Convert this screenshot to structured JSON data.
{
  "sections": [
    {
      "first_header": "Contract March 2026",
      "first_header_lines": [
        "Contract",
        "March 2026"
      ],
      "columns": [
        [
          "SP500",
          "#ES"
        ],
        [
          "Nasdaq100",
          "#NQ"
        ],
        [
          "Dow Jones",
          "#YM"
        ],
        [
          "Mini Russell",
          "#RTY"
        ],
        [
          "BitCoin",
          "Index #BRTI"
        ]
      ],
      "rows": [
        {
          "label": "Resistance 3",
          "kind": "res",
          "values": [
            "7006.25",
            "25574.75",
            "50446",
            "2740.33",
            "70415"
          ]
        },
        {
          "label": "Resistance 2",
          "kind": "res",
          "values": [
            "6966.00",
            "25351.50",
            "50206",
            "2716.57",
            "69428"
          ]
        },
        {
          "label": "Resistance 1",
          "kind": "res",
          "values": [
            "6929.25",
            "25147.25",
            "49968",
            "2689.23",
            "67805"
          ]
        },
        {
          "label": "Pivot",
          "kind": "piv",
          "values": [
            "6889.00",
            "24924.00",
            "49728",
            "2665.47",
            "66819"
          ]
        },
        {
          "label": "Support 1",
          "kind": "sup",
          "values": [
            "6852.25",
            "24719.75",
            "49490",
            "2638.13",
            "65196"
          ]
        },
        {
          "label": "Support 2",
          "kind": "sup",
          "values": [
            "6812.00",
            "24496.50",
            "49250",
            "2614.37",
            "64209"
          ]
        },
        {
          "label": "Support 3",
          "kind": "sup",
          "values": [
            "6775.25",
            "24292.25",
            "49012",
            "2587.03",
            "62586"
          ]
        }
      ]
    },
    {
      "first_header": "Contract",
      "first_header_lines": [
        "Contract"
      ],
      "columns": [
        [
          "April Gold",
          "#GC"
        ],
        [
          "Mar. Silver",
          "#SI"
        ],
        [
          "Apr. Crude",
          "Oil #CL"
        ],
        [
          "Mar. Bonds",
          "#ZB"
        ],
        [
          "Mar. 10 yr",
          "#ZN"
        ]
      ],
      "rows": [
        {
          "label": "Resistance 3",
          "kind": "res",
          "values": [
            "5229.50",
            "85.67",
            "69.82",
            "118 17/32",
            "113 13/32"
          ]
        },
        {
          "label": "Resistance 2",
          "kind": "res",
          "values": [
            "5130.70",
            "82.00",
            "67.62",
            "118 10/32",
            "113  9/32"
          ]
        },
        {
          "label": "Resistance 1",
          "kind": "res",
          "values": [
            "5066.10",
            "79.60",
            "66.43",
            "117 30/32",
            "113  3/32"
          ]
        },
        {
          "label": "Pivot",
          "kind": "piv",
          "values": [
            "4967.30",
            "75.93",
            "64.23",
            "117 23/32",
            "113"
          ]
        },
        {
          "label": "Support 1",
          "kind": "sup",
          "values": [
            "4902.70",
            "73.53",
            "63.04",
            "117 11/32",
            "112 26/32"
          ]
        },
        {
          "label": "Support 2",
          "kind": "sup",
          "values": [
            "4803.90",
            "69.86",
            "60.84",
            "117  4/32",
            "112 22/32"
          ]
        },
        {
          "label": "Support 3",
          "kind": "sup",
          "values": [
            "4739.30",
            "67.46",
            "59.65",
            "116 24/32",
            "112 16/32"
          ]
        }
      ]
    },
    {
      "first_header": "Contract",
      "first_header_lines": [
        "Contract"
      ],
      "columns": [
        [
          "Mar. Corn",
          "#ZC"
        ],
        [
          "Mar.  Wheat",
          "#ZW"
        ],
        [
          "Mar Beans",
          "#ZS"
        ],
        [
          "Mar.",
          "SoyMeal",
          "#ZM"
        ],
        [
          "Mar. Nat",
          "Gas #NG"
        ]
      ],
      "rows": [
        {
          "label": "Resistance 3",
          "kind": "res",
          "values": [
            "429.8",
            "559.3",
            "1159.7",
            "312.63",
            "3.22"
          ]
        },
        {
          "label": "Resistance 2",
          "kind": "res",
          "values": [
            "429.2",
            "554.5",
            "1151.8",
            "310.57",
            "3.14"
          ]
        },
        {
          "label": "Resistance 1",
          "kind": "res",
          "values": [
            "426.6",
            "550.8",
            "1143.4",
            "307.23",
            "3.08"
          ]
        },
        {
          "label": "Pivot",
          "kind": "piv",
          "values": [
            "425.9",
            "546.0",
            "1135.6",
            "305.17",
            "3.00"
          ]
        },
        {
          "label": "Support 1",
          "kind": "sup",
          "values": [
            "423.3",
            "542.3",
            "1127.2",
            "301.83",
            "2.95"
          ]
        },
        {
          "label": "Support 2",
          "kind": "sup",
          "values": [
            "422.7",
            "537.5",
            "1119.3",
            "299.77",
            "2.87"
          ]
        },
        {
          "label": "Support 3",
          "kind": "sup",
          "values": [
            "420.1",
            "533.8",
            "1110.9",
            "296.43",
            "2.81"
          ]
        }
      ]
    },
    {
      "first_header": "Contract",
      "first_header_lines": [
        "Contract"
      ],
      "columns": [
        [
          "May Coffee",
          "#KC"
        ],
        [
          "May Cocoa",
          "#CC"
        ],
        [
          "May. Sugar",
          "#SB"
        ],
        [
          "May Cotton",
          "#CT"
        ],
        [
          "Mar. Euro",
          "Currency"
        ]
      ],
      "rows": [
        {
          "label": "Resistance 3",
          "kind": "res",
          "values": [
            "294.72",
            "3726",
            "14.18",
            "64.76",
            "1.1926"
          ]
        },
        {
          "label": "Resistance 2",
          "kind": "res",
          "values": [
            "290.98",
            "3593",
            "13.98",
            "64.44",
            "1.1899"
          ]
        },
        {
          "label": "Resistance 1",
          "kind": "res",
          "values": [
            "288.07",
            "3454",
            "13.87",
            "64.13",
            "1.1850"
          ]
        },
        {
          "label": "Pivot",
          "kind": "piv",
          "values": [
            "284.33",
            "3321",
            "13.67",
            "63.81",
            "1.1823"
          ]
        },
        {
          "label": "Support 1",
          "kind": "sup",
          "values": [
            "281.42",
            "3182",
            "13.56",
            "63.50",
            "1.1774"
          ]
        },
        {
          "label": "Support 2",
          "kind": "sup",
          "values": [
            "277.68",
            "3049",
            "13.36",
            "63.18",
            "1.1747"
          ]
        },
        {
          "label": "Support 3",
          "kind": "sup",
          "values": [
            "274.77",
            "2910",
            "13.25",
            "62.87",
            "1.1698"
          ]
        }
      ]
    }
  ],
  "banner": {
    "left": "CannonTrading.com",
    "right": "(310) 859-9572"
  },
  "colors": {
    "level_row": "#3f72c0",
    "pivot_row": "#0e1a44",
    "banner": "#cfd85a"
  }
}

********************

OBJECTIVE — Repeat the entries above exactly, leaving nothing out.

THE REPLY —
Convert this screenshot to structured JSON data.
{
  "sections": [
    {
      "first_header": "Contract March 2026",
      "first_header_lines": [
        "Contract",
        "March 2026"
      ],
      "columns": [
        [
          "SP500",
          "#ES"
        ],
        [
          "Nasdaq100",
          "#NQ"
        ],
        [
          "Dow Jones",
          "#YM"
        ],
        [
          "Mini Russell",
          "#RTY"
        ],
        [
          "BitCoin",
          "Index #BRTI"
        ]
      ],
      "rows": [
        {
          "label": "Resistance 3",
          "kind": "res",
          "values": [
            "7006.25",
            "25574.75",
            "50446",
            "2740.33",
            "70415"
          ]
        },
        {
          "label": "Resistance 2",
          "kind": "res",
          "values": [
            "6966.00",
            "25351.50",
            "50206",
            "2716.57",
            "69428"
          ]
        },
        {
          "label": "Resistance 1",
          "kind": "res",
          "values": [
            "6929.25",
            "25147.25",
            "49968",
            "2689.23",
            "67805"
          ]
        },
        {
          "label": "Pivot",
          "kind": "piv",
          "values": [
            "6889.00",
            "24924.00",
            "49728",
            "2665.47",
            "66819"
          ]
        },
        {
          "label": "Support 1",
          "kind": "sup",
          "values": [
            "6852.25",
            "24719.75",
            "49490",
            "2638.13",
            "65196"
          ]
        },
        {
          "label": "Support 2",
          "kind": "sup",
          "values": [
            "6812.00",
            "24496.50",
            "49250",
            "2614.37",
            "64209"
          ]
        },
        {
          "label": "Support 3",
          "kind": "sup",
          "values": [
            "6775.25",
            "24292.25",
            "49012",
            "2587.03",
            "62586"
          ]
        }
      ]
    },
    {
      "first_header": "Contract",
      "first_header_lines": [
        "Contract"
      ],
      "columns": [
        [
          "April Gold",
          "#GC"
        ],
        [
          "Mar. Silver",
          "#SI"
        ],
        [
          "Apr. Crude",
          "Oil #CL"
        ],
        [
          "Mar. Bonds",
          "#ZB"
        ],
        [
          "Mar. 10 yr",
          "#ZN"
        ]
      ],
      "rows": [
        {
          "label": "Resistance 3",
          "kind": "res",
          "values": [
            "5229.50",
            "85.67",
            "69.82",
            "118 17/32",
            "113 13/32"
          ]
        },
        {
          "label": "Resistance 2",
          "kind": "res",
          "values": [
            "5130.70",
            "82.00",
            "67.62",
            "118 10/32",
            "113  9/32"
          ]
        },
        {
          "label": "Resistance 1",
          "kind": "res",
          "values": [
            "5066.10",
            "79.60",
            "66.43",
            "117 30/32",
            "113  3/32"
          ]
        },
        {
          "label": "Pivot",
          "kind": "piv",
          "values": [
            "4967.30",
            "75.93",
            "64.23",
            "117 23/32",
            "113"
          ]
        },
        {
          "label": "Support 1",
          "kind": "sup",
          "values": [
            "4902.70",
            "73.53",
            "63.04",
            "117 11/32",
            "112 26/32"
          ]
        },
        {
          "label": "Support 2",
          "kind": "sup",
          "values": [
            "4803.90",
            "69.86",
            "60.84",
            "117  4/32",
            "112 22/32"
          ]
        },
        {
          "label": "Support 3",
          "kind": "sup",
          "values": [
            "4739.30",
            "67.46",
            "59.65",
            "116 24/32",
            "112 16/32"
          ]
        }
      ]
    },
    {
      "first_header": "Contract",
      "first_header_lines": [
        "Contract"
      ],
      "columns": [
        [
          "Mar. Corn",
          "#ZC"
        ],
        [
          "Mar.  Wheat",
          "#ZW"
        ],
        [
          "Mar Beans",
          "#ZS"
        ],
        [
          "Mar.",
          "SoyMeal",
          "#ZM"
        ],
        [
          "Mar. Nat",
          "Gas #NG"
        ]
      ],
      "rows": [
        {
          "label": "Resistance 3",
          "kind": "res",
          "values": [
            "429.8",
            "559.3",
            "1159.7",
            "312.63",
            "3.22"
          ]
        },
        {
          "label": "Resistance 2",
          "kind": "res",
          "values": [
            "429.2",
            "554.5",
            "1151.8",
            "310.57",
            "3.14"
          ]
        },
        {
          "label": "Resistance 1",
          "kind": "res",
          "values": [
            "426.6",
            "550.8",
            "1143.4",
            "307.23",
            "3.08"
          ]
        },
        {
          "label": "Pivot",
          "kind": "piv",
          "values": [
            "425.9",
            "546.0",
            "1135.6",
            "305.17",
            "3.00"
          ]
        },
        {
          "label": "Support 1",
          "kind": "sup",
          "values": [
            "423.3",
            "542.3",
            "1127.2",
            "301.83",
            "2.95"
          ]
        },
        {
          "label": "Support 2",
          "kind": "sup",
          "values": [
            "422.7",
            "537.5",
            "1119.3",
            "299.77",
            "2.87"
          ]
        },
        {
          "label": "Support 3",
          "kind": "sup",
          "values": [
            "420.1",
            "533.8",
            "1110.9",
            "296.43",
            "2.81"
          ]
        }
      ]
    },
    {
      "first_header": "Contract",
      "first_header_lines": [
        "Contract"
      ],
      "columns": [
        [
          "May Coffee",
          "#KC"
        ],
        [
          "May Cocoa",
          "#CC"
        ],
        [
          "May. Sugar",
          "#SB"
        ],
        [
          "May Cotton",
          "#CT"
        ],
        [
          "Mar. Euro",
          "Currency"
        ]
      ],
      "rows": [
        {
          "label": "Resistance 3",
          "kind": "res",
          "values": [
            "294.72",
            "3726",
            "14.18",
            "64.76",
            "1.1926"
          ]
        },
        {
          "label": "Resistance 2",
          "kind": "res",
          "values": [
            "290.98",
            "3593",
            "13.98",
            "64.44",
            "1.1899"
          ]
        },
        {
          "label": "Resistance 1",
          "kind": "res",
          "values": [
            "288.07",
            "3454",
            "13.87",
            "64.13",
            "1.1850"
          ]
        },
        {
          "label": "Pivot",
          "kind": "piv",
          "values": [
            "284.33",
            "3321",
            "13.67",
            "63.81",
            "1.1823"
          ]
        },
        {
          "label": "Support 1",
          "kind": "sup",
          "values": [
            "281.42",
            "3182",
            "13.56",
            "63.50",
            "1.1774"
          ]
        },
        {
          "label": "Support 2",
          "kind": "sup",
          "values": [
            "277.68",
            "3049",
            "13.36",
            "63.18",
            "1.1747"
          ]
        },
        {
          "label": "Support 3",
          "kind": "sup",
          "values": [
            "274.77",
            "2910",
            "13.25",
            "62.87",
            "1.1698"
          ]
        }
      ]
    }
  ],
  "banner": {
    "left": "CannonTrading.com",
    "right": "(310) 859-9572"
  },
  "colors": {
    "level_row": "#3f72c0",
    "pivot_row": "#0e1a44",
    "banner": "#cfd85a"
  }
}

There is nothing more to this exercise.